(Collected data)
----------

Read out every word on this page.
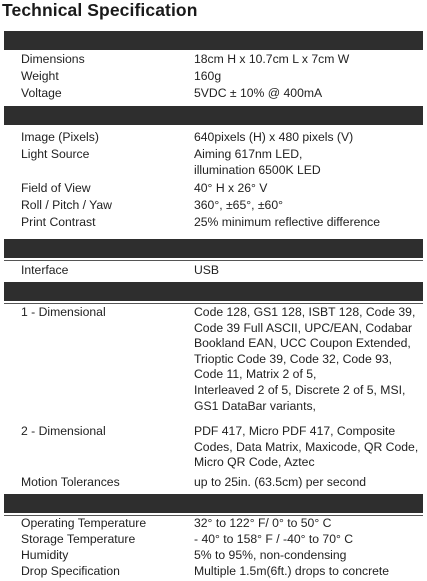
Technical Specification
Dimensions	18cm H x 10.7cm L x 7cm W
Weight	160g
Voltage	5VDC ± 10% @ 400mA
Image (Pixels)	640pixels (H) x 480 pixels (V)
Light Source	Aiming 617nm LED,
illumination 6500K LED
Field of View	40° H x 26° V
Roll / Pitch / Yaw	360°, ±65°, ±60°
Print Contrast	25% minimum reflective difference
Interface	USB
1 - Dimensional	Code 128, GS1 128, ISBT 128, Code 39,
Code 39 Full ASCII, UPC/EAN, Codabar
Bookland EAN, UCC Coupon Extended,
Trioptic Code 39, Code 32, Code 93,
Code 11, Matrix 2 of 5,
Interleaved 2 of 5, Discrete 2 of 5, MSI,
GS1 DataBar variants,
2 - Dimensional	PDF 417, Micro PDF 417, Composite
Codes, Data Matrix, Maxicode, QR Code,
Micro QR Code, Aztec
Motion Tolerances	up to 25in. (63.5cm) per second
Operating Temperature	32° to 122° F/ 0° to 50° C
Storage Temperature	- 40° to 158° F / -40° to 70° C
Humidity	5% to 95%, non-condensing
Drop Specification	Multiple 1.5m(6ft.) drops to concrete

----------

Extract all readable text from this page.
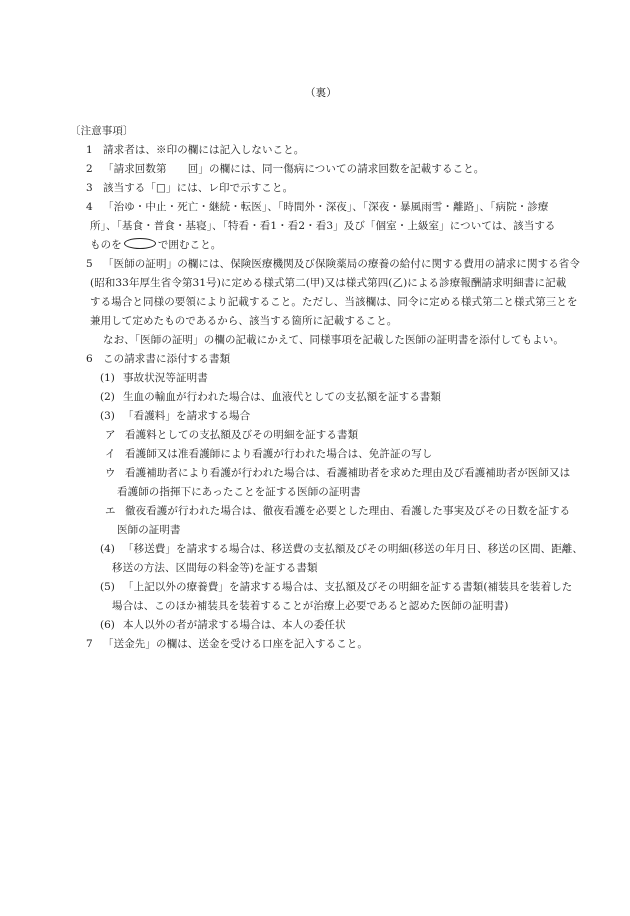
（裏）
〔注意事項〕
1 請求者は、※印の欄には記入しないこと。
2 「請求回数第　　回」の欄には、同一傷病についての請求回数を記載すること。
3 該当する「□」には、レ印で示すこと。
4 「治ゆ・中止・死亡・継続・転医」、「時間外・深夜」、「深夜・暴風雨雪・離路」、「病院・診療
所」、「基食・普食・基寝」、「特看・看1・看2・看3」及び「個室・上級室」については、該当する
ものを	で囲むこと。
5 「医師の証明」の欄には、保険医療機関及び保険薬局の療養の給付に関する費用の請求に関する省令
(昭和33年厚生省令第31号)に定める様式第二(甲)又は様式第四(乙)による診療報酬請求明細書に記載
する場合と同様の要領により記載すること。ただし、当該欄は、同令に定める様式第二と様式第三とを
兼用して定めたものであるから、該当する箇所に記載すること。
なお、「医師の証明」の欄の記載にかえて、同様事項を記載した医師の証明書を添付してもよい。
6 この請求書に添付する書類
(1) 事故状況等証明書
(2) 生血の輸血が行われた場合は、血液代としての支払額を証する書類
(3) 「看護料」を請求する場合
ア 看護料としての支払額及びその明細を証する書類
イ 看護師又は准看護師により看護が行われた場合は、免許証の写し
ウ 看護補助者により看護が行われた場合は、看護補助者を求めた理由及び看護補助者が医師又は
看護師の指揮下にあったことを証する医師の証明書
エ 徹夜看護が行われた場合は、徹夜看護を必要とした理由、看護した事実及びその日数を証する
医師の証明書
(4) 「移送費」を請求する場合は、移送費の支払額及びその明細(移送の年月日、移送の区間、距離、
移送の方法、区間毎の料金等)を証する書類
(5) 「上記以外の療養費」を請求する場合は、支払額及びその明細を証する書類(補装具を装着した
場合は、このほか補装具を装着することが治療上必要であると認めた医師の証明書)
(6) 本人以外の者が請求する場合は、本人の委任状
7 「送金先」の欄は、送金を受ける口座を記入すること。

----------

TO DO:
Within the listing above, find every line containing the string "Specification" and return it.

ANSWER BELOW:
Technical Specification
Drop Specification	Multiple 1.5m(6ft.) drops to concrete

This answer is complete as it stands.